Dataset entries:
::::
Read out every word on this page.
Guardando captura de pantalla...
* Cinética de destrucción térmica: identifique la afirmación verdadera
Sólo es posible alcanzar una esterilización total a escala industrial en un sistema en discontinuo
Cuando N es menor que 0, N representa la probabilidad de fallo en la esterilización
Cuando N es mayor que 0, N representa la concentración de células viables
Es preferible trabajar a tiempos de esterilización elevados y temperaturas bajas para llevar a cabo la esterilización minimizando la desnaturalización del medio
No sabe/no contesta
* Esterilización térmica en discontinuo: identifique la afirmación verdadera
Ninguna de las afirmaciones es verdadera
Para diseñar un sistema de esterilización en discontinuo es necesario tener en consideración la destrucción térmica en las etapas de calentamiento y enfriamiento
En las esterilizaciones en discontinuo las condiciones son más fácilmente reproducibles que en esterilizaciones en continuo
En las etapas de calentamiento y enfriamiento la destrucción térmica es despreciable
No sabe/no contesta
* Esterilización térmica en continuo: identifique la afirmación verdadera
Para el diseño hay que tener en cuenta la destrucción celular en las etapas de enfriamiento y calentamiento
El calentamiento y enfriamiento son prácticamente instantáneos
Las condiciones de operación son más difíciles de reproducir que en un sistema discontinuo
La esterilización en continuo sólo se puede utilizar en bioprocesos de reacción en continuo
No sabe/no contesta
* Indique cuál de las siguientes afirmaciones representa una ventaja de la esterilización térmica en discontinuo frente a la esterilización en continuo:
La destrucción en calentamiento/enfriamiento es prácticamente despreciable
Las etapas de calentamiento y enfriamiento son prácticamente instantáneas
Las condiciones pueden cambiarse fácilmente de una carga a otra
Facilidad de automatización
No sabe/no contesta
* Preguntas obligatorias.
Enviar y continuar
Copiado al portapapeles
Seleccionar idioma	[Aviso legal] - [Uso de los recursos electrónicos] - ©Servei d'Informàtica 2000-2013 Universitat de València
::::
_EXERCISE REQUIREMENTS_. Extract the data in full. Keep it word for word.

_TASK ANSWER_.
Read out every word on this page.
Guardando captura de pantalla...
* Cinética de destrucción térmica: identifique la afirmación verdadera
Sólo es posible alcanzar una esterilización total a escala industrial en un sistema en discontinuo
Cuando N es menor que 0, N representa la probabilidad de fallo en la esterilización
Cuando N es mayor que 0, N representa la concentración de células viables
Es preferible trabajar a tiempos de esterilización elevados y temperaturas bajas para llevar a cabo la esterilización minimizando la desnaturalización del medio
No sabe/no contesta
* Esterilización térmica en discontinuo: identifique la afirmación verdadera
Ninguna de las afirmaciones es verdadera
Para diseñar un sistema de esterilización en discontinuo es necesario tener en consideración la destrucción térmica en las etapas de calentamiento y enfriamiento
En las esterilizaciones en discontinuo las condiciones son más fácilmente reproducibles que en esterilizaciones en continuo
En las etapas de calentamiento y enfriamiento la destrucción térmica es despreciable
No sabe/no contesta
* Esterilización térmica en continuo: identifique la afirmación verdadera
Para el diseño hay que tener en cuenta la destrucción celular en las etapas de enfriamiento y calentamiento
El calentamiento y enfriamiento son prácticamente instantáneos
Las condiciones de operación son más difíciles de reproducir que en un sistema discontinuo
La esterilización en continuo sólo se puede utilizar en bioprocesos de reacción en continuo
No sabe/no contesta
* Indique cuál de las siguientes afirmaciones representa una ventaja de la esterilización térmica en discontinuo frente a la esterilización en continuo:
La destrucción en calentamiento/enfriamiento es prácticamente despreciable
Las etapas de calentamiento y enfriamiento son prácticamente instantáneas
Las condiciones pueden cambiarse fácilmente de una carga a otra
Facilidad de automatización
No sabe/no contesta
* Preguntas obligatorias.
Enviar y continuar
Copiado al portapapeles
Seleccionar idioma	[Aviso legal] - [Uso de los recursos electrónicos] - ©Servei d'Informàtica 2000-2013 Universitat de València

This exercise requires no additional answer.